> **DATA SHOWN**:
+--

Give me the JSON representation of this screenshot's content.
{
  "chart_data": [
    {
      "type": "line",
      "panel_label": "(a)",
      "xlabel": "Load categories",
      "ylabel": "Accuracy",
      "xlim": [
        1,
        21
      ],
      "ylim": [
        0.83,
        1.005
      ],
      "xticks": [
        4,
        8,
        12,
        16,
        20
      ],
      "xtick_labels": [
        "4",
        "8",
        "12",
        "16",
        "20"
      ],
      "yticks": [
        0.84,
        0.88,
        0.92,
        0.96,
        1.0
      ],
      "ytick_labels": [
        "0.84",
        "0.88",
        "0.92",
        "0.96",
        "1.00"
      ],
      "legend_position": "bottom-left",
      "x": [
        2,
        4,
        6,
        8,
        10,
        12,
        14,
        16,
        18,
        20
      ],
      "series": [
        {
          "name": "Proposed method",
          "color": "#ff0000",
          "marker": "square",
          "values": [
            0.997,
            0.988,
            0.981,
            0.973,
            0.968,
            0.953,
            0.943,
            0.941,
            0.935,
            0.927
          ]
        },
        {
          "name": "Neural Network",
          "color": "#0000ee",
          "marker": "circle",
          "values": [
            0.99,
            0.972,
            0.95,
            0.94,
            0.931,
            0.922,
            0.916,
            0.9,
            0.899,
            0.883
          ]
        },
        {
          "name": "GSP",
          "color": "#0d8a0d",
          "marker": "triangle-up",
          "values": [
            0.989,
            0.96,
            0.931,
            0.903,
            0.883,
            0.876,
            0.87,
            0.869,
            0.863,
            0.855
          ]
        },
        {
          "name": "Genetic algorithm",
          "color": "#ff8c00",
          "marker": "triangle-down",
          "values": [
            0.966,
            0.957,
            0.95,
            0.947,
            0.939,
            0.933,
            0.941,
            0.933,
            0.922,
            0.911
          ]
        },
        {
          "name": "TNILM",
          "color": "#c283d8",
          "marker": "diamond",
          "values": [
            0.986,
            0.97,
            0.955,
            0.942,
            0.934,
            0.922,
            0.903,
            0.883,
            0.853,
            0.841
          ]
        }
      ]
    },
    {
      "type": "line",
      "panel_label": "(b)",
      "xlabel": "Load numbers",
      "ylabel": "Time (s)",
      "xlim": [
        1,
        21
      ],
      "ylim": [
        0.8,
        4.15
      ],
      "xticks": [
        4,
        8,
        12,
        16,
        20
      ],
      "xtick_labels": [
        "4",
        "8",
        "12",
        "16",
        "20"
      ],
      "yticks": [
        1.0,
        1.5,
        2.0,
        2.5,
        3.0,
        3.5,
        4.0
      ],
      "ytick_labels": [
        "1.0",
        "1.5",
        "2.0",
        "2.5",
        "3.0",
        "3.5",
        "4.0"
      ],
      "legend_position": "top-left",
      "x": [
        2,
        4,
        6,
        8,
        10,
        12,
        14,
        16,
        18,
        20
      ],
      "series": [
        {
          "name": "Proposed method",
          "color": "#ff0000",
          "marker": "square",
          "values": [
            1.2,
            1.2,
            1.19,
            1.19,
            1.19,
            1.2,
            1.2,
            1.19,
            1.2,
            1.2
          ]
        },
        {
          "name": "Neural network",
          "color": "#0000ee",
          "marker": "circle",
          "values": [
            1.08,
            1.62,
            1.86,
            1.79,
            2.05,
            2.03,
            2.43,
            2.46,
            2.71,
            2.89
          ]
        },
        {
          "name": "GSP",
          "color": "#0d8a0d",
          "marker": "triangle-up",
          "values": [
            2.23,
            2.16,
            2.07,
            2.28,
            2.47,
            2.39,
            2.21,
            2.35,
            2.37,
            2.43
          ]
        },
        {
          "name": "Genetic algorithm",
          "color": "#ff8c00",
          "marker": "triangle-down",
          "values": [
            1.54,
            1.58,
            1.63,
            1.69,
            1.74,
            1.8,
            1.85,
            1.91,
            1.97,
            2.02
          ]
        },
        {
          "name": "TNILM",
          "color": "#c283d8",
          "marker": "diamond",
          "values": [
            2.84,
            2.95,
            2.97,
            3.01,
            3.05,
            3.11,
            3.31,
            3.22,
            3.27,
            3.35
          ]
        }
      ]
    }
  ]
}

+--

> **EXERCISE REQUIREMENTS**:
Retype each record exactly, leaving nothing out.

> **CORRECT OUTPUT**:
Give me the JSON representation of this screenshot's content.
{
  "chart_data": [
    {
      "type": "line",
      "panel_label": "(a)",
      "xlabel": "Load categories",
      "ylabel": "Accuracy",
      "xlim": [
        1,
        21
      ],
      "ylim": [
        0.83,
        1.005
      ],
      "xticks": [
        4,
        8,
        12,
        16,
        20
      ],
      "xtick_labels": [
        "4",
        "8",
        "12",
        "16",
        "20"
      ],
      "yticks": [
        0.84,
        0.88,
        0.92,
        0.96,
        1.0
      ],
      "ytick_labels": [
        "0.84",
        "0.88",
        "0.92",
        "0.96",
        "1.00"
      ],
      "legend_position": "bottom-left",
      "x": [
        2,
        4,
        6,
        8,
        10,
        12,
        14,
        16,
        18,
        20
      ],
      "series": [
        {
          "name": "Proposed method",
          "color": "#ff0000",
          "marker": "square",
          "values": [
            0.997,
            0.988,
            0.981,
            0.973,
            0.968,
            0.953,
            0.943,
            0.941,
            0.935,
            0.927
          ]
        },
        {
          "name": "Neural Network",
          "color": "#0000ee",
          "marker": "circle",
          "values": [
            0.99,
            0.972,
            0.95,
            0.94,
            0.931,
            0.922,
            0.916,
            0.9,
            0.899,
            0.883
          ]
        },
        {
          "name": "GSP",
          "color": "#0d8a0d",
          "marker": "triangle-up",
          "values": [
            0.989,
            0.96,
            0.931,
            0.903,
            0.883,
            0.876,
            0.87,
            0.869,
            0.863,
            0.855
          ]
        },
        {
          "name": "Genetic algorithm",
          "color": "#ff8c00",
          "marker": "triangle-down",
          "values": [
            0.966,
            0.957,
            0.95,
            0.947,
            0.939,
            0.933,
            0.941,
            0.933,
            0.922,
            0.911
          ]
        },
        {
          "name": "TNILM",
          "color": "#c283d8",
          "marker": "diamond",
          "values": [
            0.986,
            0.97,
            0.955,
            0.942,
            0.934,
            0.922,
            0.903,
            0.883,
            0.853,
            0.841
          ]
        }
      ]
    },
    {
      "type": "line",
      "panel_label": "(b)",
      "xlabel": "Load numbers",
      "ylabel": "Time (s)",
      "xlim": [
        1,
        21
      ],
      "ylim": [
        0.8,
        4.15
      ],
      "xticks": [
        4,
        8,
        12,
        16,
        20
      ],
      "xtick_labels": [
        "4",
        "8",
        "12",
        "16",
        "20"
      ],
      "yticks": [
        1.0,
        1.5,
        2.0,
        2.5,
        3.0,
        3.5,
        4.0
      ],
      "ytick_labels": [
        "1.0",
        "1.5",
        "2.0",
        "2.5",
        "3.0",
        "3.5",
        "4.0"
      ],
      "legend_position": "top-left",
      "x": [
        2,
        4,
        6,
        8,
        10,
        12,
        14,
        16,
        18,
        20
      ],
      "series": [
        {
          "name": "Proposed method",
          "color": "#ff0000",
          "marker": "square",
          "values": [
            1.2,
            1.2,
            1.19,
            1.19,
            1.19,
            1.2,
            1.2,
            1.19,
            1.2,
            1.2
          ]
        },
        {
          "name": "Neural network",
          "color": "#0000ee",
          "marker": "circle",
          "values": [
            1.08,
            1.62,
            1.86,
            1.79,
            2.05,
            2.03,
            2.43,
            2.46,
            2.71,
            2.89
          ]
        },
        {
          "name": "GSP",
          "color": "#0d8a0d",
          "marker": "triangle-up",
          "values": [
            2.23,
            2.16,
            2.07,
            2.28,
            2.47,
            2.39,
            2.21,
            2.35,
            2.37,
            2.43
          ]
        },
        {
          "name": "Genetic algorithm",
          "color": "#ff8c00",
          "marker": "triangle-down",
          "values": [
            1.54,
            1.58,
            1.63,
            1.69,
            1.74,
            1.8,
            1.85,
            1.91,
            1.97,
            2.02
          ]
        },
        {
          "name": "TNILM",
          "color": "#c283d8",
          "marker": "diamond",
          "values": [
            2.84,
            2.95,
            2.97,
            3.01,
            3.05,
            3.11,
            3.31,
            3.22,
            3.27,
            3.35
          ]
        }
      ]
    }
  ]
}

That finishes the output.